= Exercise instructions =
In the records below, find the line containing "Read all visible content and emit it as JSON.", then copy that line and all lines after it, exactly, omitting every picture.

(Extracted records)

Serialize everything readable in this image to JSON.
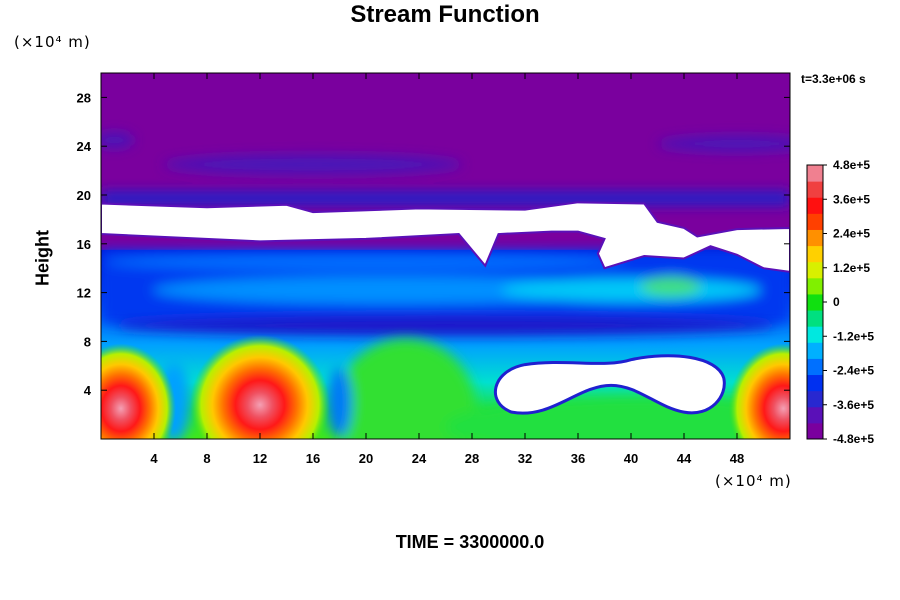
{
  "chart_data": {
    "type": "heatmap",
    "title": "Stream Function",
    "ylabel": "Height",
    "xlabel": "",
    "y_unit": "(×10⁴ m)",
    "x_unit": "(×10⁴ m)",
    "timestamp": "t=3.3e+06 s",
    "footer": "TIME = 3300000.0",
    "xlim": [
      0,
      52
    ],
    "ylim": [
      0,
      30
    ],
    "x_ticks": [
      4,
      8,
      12,
      16,
      20,
      24,
      28,
      32,
      36,
      40,
      44,
      48
    ],
    "y_ticks": [
      4,
      8,
      12,
      16,
      20,
      24,
      28
    ],
    "colorbar": {
      "min": -480000,
      "max": 480000,
      "tick_values": [
        480000,
        360000,
        240000,
        120000,
        0,
        -120000,
        -240000,
        -360000,
        -480000
      ],
      "tick_labels": [
        "4.8e+5",
        "3.6e+5",
        "2.4e+5",
        "1.2e+5",
        "0",
        "-1.2e+5",
        "-2.4e+5",
        "-3.6e+5",
        "-4.8e+5"
      ],
      "colors": [
        "#7a009e",
        "#5a10b8",
        "#2828d0",
        "#0030f0",
        "#0070ff",
        "#00b0ff",
        "#00e8e0",
        "#00e080",
        "#10e010",
        "#80f000",
        "#d8f000",
        "#ffd000",
        "#ff9000",
        "#ff4000",
        "#ff1010",
        "#f04040",
        "#f08090"
      ]
    },
    "features": [
      {
        "kind": "high",
        "x": 1.5,
        "y": 2.5,
        "value": 460000
      },
      {
        "kind": "high",
        "x": 12,
        "y": 2.8,
        "value": 480000
      },
      {
        "kind": "high",
        "x": 51.5,
        "y": 2.5,
        "value": 440000
      },
      {
        "kind": "moderate",
        "x": 23,
        "y": 3,
        "value": 50000
      },
      {
        "kind": "moderate",
        "x": 43,
        "y": 2,
        "value": 30000
      },
      {
        "kind": "out_of_range_band",
        "y_range": [
          16.5,
          19.5
        ],
        "x_range": [
          0,
          52
        ]
      },
      {
        "kind": "out_of_range_region",
        "x_range": [
          29.5,
          47
        ],
        "y_range": [
          2,
          6
        ]
      },
      {
        "kind": "low_plateau",
        "y_range": [
          19.5,
          30
        ],
        "value": -480000
      }
    ]
  }
}
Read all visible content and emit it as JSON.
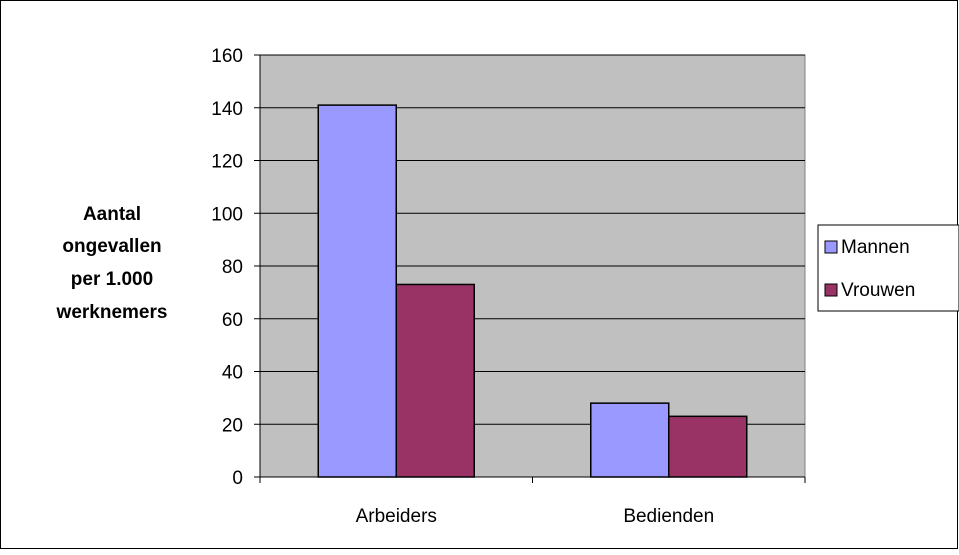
{
  "chart_data": {
    "type": "bar",
    "title": "",
    "xlabel": "",
    "ylabel_lines": [
      "Aantal",
      "ongevallen",
      "per 1.000",
      "werknemers"
    ],
    "categories": [
      "Arbeiders",
      "Bedienden"
    ],
    "series": [
      {
        "name": "Mannen",
        "values": [
          141,
          28
        ],
        "color": "#9999FF"
      },
      {
        "name": "Vrouwen",
        "values": [
          73,
          23
        ],
        "color": "#993366"
      }
    ],
    "ylim": [
      0,
      160
    ],
    "yticks": [
      0,
      20,
      40,
      60,
      80,
      100,
      120,
      140,
      160
    ],
    "grid": true,
    "legend_position": "right",
    "plot_background": "#C0C0C0"
  }
}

= Exercise response =
Read all visible content and emit it as JSON.
{
  "chart_data": {
    "type": "bar",
    "title": "",
    "xlabel": "",
    "ylabel_lines": [
      "Aantal",
      "ongevallen",
      "per 1.000",
      "werknemers"
    ],
    "categories": [
      "Arbeiders",
      "Bedienden"
    ],
    "series": [
      {
        "name": "Mannen",
        "values": [
          141,
          28
        ],
        "color": "#9999FF"
      },
      {
        "name": "Vrouwen",
        "values": [
          73,
          23
        ],
        "color": "#993366"
      }
    ],
    "ylim": [
      0,
      160
    ],
    "yticks": [
      0,
      20,
      40,
      60,
      80,
      100,
      120,
      140,
      160
    ],
    "grid": true,
    "legend_position": "right",
    "plot_background": "#C0C0C0"
  }
}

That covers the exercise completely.